### The problem
Please arrange every line of the data below as a Markdown table with the columns Row and Line, numbering the rows and skipping blank lines. Leave the pictures out of the table.

### Dataset excerpts
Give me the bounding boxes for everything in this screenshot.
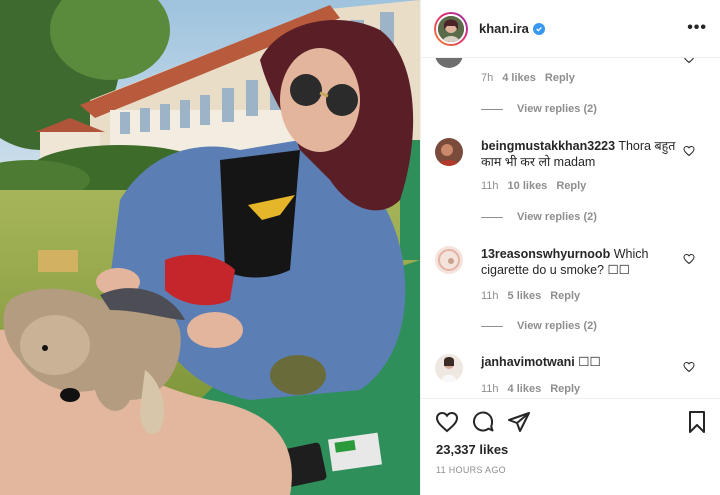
comment-likes[interactable]: 4 likes	[508, 383, 542, 395]
post-timestamp[interactable]: 11 HOURS AGO	[436, 465, 506, 475]
comment-body: 13reasonswhyurnoob Which cigarette do u …	[481, 246, 686, 278]
view-replies-label: View replies (2)	[517, 211, 597, 223]
comment-avatar[interactable]	[435, 354, 463, 382]
comment-time[interactable]: 11h	[481, 180, 499, 192]
view-replies-label: View replies (2)	[517, 103, 597, 115]
avatar-image	[435, 246, 463, 274]
verified-badge-icon	[532, 22, 545, 35]
reply-button[interactable]: Reply	[550, 290, 580, 302]
heart-icon[interactable]	[435, 410, 459, 434]
reply-button[interactable]: Reply	[550, 383, 580, 395]
post-header: khan.ira •••	[421, 0, 720, 58]
comment-like-heart-icon[interactable]	[683, 145, 695, 157]
comment-bubble-icon[interactable]	[471, 410, 495, 434]
profile-avatar-ring[interactable]	[434, 11, 468, 46]
comment-avatar[interactable]	[435, 138, 463, 166]
comments-list[interactable]: 7h 4 likes Reply View replies (2) beingmus…	[421, 58, 720, 398]
comment-text: ☐☐	[578, 355, 601, 369]
comment-avatar[interactable]	[435, 246, 463, 274]
comment-body: janhavimotwani ☐☐	[481, 354, 686, 370]
comment-likes[interactable]: 10 likes	[508, 180, 548, 192]
comment-likes[interactable]: 4 likes	[502, 72, 536, 84]
post-username[interactable]: khan.ira	[479, 21, 529, 36]
comment-likes[interactable]: 5 likes	[508, 290, 542, 302]
more-options-button[interactable]: •••	[687, 19, 707, 37]
comment-time[interactable]: 11h	[481, 290, 499, 302]
comment-meta: 7h 4 likes Reply	[481, 72, 584, 84]
bookmark-icon[interactable]	[685, 410, 709, 434]
comment-avatar[interactable]	[435, 58, 463, 68]
comment-meta: 11h 5 likes Reply	[481, 290, 589, 302]
divider	[481, 216, 503, 218]
comment-body: beingmustakkhan3223 Thora बहुत काम भी कर…	[481, 138, 686, 170]
divider	[481, 108, 503, 110]
avatar[interactable]	[436, 13, 466, 44]
comment-like-heart-icon[interactable]	[683, 253, 695, 265]
comment-like-heart-icon[interactable]	[683, 58, 695, 64]
comment-username[interactable]: beingmustakkhan3223	[481, 139, 615, 153]
reply-button[interactable]: Reply	[556, 180, 586, 192]
post-actions: 23,337 likes 11 HOURS AGO	[421, 398, 720, 495]
comment-meta: 11h 4 likes Reply	[481, 383, 589, 395]
likes-count[interactable]: 23,337 likes	[436, 442, 508, 457]
paper-plane-icon[interactable]	[507, 410, 531, 434]
comment-username[interactable]: 13reasonswhyurnoob	[481, 247, 610, 261]
comment-meta: 11h 10 likes Reply	[481, 180, 595, 192]
avatar-image	[435, 58, 463, 68]
divider	[481, 325, 503, 327]
reply-button[interactable]: Reply	[545, 72, 575, 84]
view-replies-button[interactable]: View replies (2)	[481, 103, 597, 115]
view-replies-label: View replies (2)	[517, 320, 597, 332]
comment-like-heart-icon[interactable]	[683, 361, 695, 373]
post-photo[interactable]	[0, 0, 420, 495]
comment-time[interactable]: 11h	[481, 383, 499, 395]
avatar-image	[435, 354, 463, 382]
comment-username[interactable]: janhavimotwani	[481, 355, 575, 369]
view-replies-button[interactable]: View replies (2)	[481, 320, 597, 332]
view-replies-button[interactable]: View replies (2)	[481, 211, 597, 223]
avatar-image	[435, 138, 463, 166]
avatar-image	[438, 15, 464, 42]
post-sidebar: khan.ira ••• 7h 4 likes Reply View replies…	[420, 0, 720, 495]
comment-time[interactable]: 7h	[481, 72, 493, 84]
post-image	[0, 0, 420, 495]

### Output below
| Row | Line |
|---|---|
| 1 | Give me the bounding boxes for everything in this screenshot. |
| 2 | comment-likes[interactable]: 4 likes	[508, 383, 542, 395] |
| 3 | post-timestamp[interactable]: 11 HOURS AGO	[436, 465, 506, 475] |
| 4 | comment-body: 13reasonswhyurnoob Which cigarette do u …	[481, 246, 686, 278] |
| 5 | view-replies-label: View replies (2)	[517, 211, 597, 223] |
| 6 | comment-avatar[interactable]	[435, 354, 463, 382] |
| 7 | comment-time[interactable]: 11h	[481, 180, 499, 192] |
| 8 | view-replies-label: View replies (2)	[517, 103, 597, 115] |
| 9 | avatar-image	[435, 246, 463, 274] |
| 10 | verified-badge-icon	[532, 22, 545, 35] |
| 11 | reply-button[interactable]: Reply	[550, 290, 580, 302] |
| 12 | heart-icon[interactable]	[435, 410, 459, 434] |
| 13 | reply-button[interactable]: Reply	[550, 383, 580, 395] |
| 14 | post-header: khan.ira •••	[421, 0, 720, 58] |
| 15 | comment-like-heart-icon[interactable]	[683, 145, 695, 157] |
| 16 | comment-bubble-icon[interactable]	[471, 410, 495, 434] |
| 17 | profile-avatar-ring[interactable]	[434, 11, 468, 46] |
| 18 | comment-avatar[interactable]	[435, 138, 463, 166] |
| 19 | comments-list[interactable]: 7h 4 likes Reply View replies (2) beingmus…	[421, 58, 720, 398] |
| 20 | comment-text: ☐☐	[578, 355, 601, 369] |
| 21 | comment-avatar[interactable]	[435, 246, 463, 274] |
| 22 | comment-body: janhavimotwani ☐☐	[481, 354, 686, 370] |
| 23 | comment-likes[interactable]: 10 likes	[508, 180, 548, 192] |
| 24 | comment-likes[interactable]: 4 likes	[502, 72, 536, 84] |
| 25 | post-username[interactable]: khan.ira	[479, 21, 529, 36] |
| 26 | comment-likes[interactable]: 5 likes	[508, 290, 542, 302] |
| 27 | more-options-button[interactable]: •••	[687, 19, 707, 37] |
| 28 | comment-time[interactable]: 11h	[481, 290, 499, 302] |
| 29 | comment-meta: 7h 4 likes Reply	[481, 72, 584, 84] |
| 30 | bookmark-icon[interactable]	[685, 410, 709, 434] |
| 31 | comment-avatar[interactable]	[435, 58, 463, 68] |
| 32 | comment-meta: 11h 5 likes Reply	[481, 290, 589, 302] |
| 33 | divider	[481, 216, 503, 218] |
| 34 | comment-body: beingmustakkhan3223 Thora बहुत काम भी कर…	[481, 138, 686, 170] |
| 35 | divider	[481, 108, 503, 110] |
| 36 | avatar[interactable]	[436, 13, 466, 44] |
| 37 | comment-like-heart-icon[interactable]	[683, 253, 695, 265] |
| 38 | comment-like-heart-icon[interactable]	[683, 58, 695, 64] |
| 39 | comment-username[interactable]: beingmustakkhan3223	[481, 139, 615, 153] |
| 40 | reply-button[interactable]: Reply	[556, 180, 586, 192] |
| 41 | post-actions: 23,337 likes 11 HOURS AGO	[421, 398, 720, 495] |
| 42 | comment-meta: 11h 4 likes Reply	[481, 383, 589, 395] |
| 43 | likes-count[interactable]: 23,337 likes	[436, 442, 508, 457] |
| 44 | paper-plane-icon[interactable]	[507, 410, 531, 434] |
| 45 | comment-username[interactable]: 13reasonswhyurnoob	[481, 247, 610, 261] |
| 46 | comment-meta: 11h 10 likes Reply	[481, 180, 595, 192] |
| 47 | avatar-image	[435, 58, 463, 68] |
| 48 | divider	[481, 325, 503, 327] |
| 49 | reply-button[interactable]: Reply	[545, 72, 575, 84] |
| 50 | view-replies-button[interactable]: View replies (2)	[481, 103, 597, 115] |
| 51 | view-replies-label: View replies (2)	[517, 320, 597, 332] |
| 52 | comment-like-heart-icon[interactable]	[683, 361, 695, 373] |
| 53 | post-photo[interactable]	[0, 0, 420, 495] |
| 54 | comment-time[interactable]: 11h	[481, 383, 499, 395] |
| 55 | avatar-image	[435, 354, 463, 382] |
| 56 | comment-username[interactable]: janhavimotwani	[481, 355, 575, 369] |
| 57 | view-replies-button[interactable]: View replies (2)	[481, 320, 597, 332] |
| 58 | view-replies-button[interactable]: View replies (2)	[481, 211, 597, 223] |
| 59 | avatar-image	[435, 138, 463, 166] |
| 60 | avatar-image	[438, 15, 464, 42] |
| 61 | post-sidebar: khan.ira ••• 7h 4 likes Reply View replies…	[420, 0, 720, 495] |
| 62 | comment-time[interactable]: 7h	[481, 72, 493, 84] |
| 63 | post-image	[0, 0, 420, 495] |